Rows from a dataset:
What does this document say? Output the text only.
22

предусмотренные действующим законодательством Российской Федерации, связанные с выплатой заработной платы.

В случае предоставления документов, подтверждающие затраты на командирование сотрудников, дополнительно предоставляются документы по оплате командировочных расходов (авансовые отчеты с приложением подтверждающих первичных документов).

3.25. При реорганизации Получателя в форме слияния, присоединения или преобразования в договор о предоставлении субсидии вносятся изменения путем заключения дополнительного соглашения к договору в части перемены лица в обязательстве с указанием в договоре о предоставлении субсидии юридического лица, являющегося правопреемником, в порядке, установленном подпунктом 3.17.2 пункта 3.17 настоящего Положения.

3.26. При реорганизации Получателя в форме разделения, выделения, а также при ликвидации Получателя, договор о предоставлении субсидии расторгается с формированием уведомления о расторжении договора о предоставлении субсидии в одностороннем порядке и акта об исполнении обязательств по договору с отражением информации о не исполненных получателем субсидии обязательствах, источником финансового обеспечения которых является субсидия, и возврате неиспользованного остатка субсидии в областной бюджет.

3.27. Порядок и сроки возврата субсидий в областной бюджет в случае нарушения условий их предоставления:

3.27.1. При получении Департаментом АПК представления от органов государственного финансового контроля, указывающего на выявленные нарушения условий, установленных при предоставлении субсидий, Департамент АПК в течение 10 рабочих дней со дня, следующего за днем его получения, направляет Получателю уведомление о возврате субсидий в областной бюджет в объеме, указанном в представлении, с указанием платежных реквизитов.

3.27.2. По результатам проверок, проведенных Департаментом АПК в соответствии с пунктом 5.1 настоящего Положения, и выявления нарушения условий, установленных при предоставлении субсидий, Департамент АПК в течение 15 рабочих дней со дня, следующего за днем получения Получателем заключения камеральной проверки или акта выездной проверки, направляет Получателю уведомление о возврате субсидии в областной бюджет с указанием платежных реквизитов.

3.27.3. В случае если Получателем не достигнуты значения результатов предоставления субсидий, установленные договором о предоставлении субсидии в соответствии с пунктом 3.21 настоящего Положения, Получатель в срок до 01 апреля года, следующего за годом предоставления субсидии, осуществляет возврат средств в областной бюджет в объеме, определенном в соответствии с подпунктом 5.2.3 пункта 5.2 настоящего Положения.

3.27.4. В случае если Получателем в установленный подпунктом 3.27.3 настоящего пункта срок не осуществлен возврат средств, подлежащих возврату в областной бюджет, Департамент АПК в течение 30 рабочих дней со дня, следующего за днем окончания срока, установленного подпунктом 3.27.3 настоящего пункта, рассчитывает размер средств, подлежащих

* **Exercise aim**
Reproduce the records in full, exactly as written.

* **Finished answer**
What does this document say? Output the text only.
22

предусмотренные действующим законодательством Российской Федерации, связанные с выплатой заработной платы.

В случае предоставления документов, подтверждающие затраты на командирование сотрудников, дополнительно предоставляются документы по оплате командировочных расходов (авансовые отчеты с приложением подтверждающих первичных документов).

3.25. При реорганизации Получателя в форме слияния, присоединения или преобразования в договор о предоставлении субсидии вносятся изменения путем заключения дополнительного соглашения к договору в части перемены лица в обязательстве с указанием в договоре о предоставлении субсидии юридического лица, являющегося правопреемником, в порядке, установленном подпунктом 3.17.2 пункта 3.17 настоящего Положения.

3.26. При реорганизации Получателя в форме разделения, выделения, а также при ликвидации Получателя, договор о предоставлении субсидии расторгается с формированием уведомления о расторжении договора о предоставлении субсидии в одностороннем порядке и акта об исполнении обязательств по договору с отражением информации о не исполненных получателем субсидии обязательствах, источником финансового обеспечения которых является субсидия, и возврате неиспользованного остатка субсидии в областной бюджет.

3.27. Порядок и сроки возврата субсидий в областной бюджет в случае нарушения условий их предоставления:

3.27.1. При получении Департаментом АПК представления от органов государственного финансового контроля, указывающего на выявленные нарушения условий, установленных при предоставлении субсидий, Департамент АПК в течение 10 рабочих дней со дня, следующего за днем его получения, направляет Получателю уведомление о возврате субсидий в областной бюджет в объеме, указанном в представлении, с указанием платежных реквизитов.

3.27.2. По результатам проверок, проведенных Департаментом АПК в соответствии с пунктом 5.1 настоящего Положения, и выявления нарушения условий, установленных при предоставлении субсидий, Департамент АПК в течение 15 рабочих дней со дня, следующего за днем получения Получателем заключения камеральной проверки или акта выездной проверки, направляет Получателю уведомление о возврате субсидии в областной бюджет с указанием платежных реквизитов.

3.27.3. В случае если Получателем не достигнуты значения результатов предоставления субсидий, установленные договором о предоставлении субсидии в соответствии с пунктом 3.21 настоящего Положения, Получатель в срок до 01 апреля года, следующего за годом предоставления субсидии, осуществляет возврат средств в областной бюджет в объеме, определенном в соответствии с подпунктом 5.2.3 пункта 5.2 настоящего Положения.

3.27.4. В случае если Получателем в установленный подпунктом 3.27.3 настоящего пункта срок не осуществлен возврат средств, подлежащих возврату в областной бюджет, Департамент АПК в течение 30 рабочих дней со дня, следующего за днем окончания срока, установленного подпунктом 3.27.3 настоящего пункта, рассчитывает размер средств, подлежащих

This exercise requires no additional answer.